**Source data**.
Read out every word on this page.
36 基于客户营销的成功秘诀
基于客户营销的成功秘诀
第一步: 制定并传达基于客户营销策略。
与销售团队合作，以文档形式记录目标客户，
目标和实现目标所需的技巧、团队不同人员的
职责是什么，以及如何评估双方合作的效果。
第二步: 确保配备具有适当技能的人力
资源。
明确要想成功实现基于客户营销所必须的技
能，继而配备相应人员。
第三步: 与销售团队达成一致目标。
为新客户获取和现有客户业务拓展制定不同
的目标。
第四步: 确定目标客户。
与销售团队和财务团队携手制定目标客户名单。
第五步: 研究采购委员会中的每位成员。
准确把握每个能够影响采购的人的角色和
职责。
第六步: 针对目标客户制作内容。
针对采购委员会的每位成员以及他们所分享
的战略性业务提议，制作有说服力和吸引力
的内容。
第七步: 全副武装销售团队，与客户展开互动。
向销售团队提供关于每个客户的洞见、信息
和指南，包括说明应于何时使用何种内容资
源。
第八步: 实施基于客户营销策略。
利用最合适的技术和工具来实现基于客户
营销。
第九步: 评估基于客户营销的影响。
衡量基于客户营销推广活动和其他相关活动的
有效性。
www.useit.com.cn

==

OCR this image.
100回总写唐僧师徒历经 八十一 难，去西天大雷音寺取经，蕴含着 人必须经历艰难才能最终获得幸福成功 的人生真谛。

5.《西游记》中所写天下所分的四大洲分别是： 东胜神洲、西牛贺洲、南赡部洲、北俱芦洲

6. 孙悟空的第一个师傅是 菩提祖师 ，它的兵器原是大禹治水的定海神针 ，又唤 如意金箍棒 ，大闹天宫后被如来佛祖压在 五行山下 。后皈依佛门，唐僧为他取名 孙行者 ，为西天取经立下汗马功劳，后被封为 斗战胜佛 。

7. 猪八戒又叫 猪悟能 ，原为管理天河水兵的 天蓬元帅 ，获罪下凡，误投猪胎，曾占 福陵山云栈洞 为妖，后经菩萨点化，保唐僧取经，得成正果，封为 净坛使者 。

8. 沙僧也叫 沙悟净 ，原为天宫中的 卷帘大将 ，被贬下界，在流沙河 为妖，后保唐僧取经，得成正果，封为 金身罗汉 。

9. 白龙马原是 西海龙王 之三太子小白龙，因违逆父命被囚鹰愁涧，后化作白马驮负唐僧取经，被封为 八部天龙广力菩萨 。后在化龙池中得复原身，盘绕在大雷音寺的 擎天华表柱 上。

**Task directions**. Across the entries, how many lines hold the word "得成正果"? Say only the number.

**Task output**. 2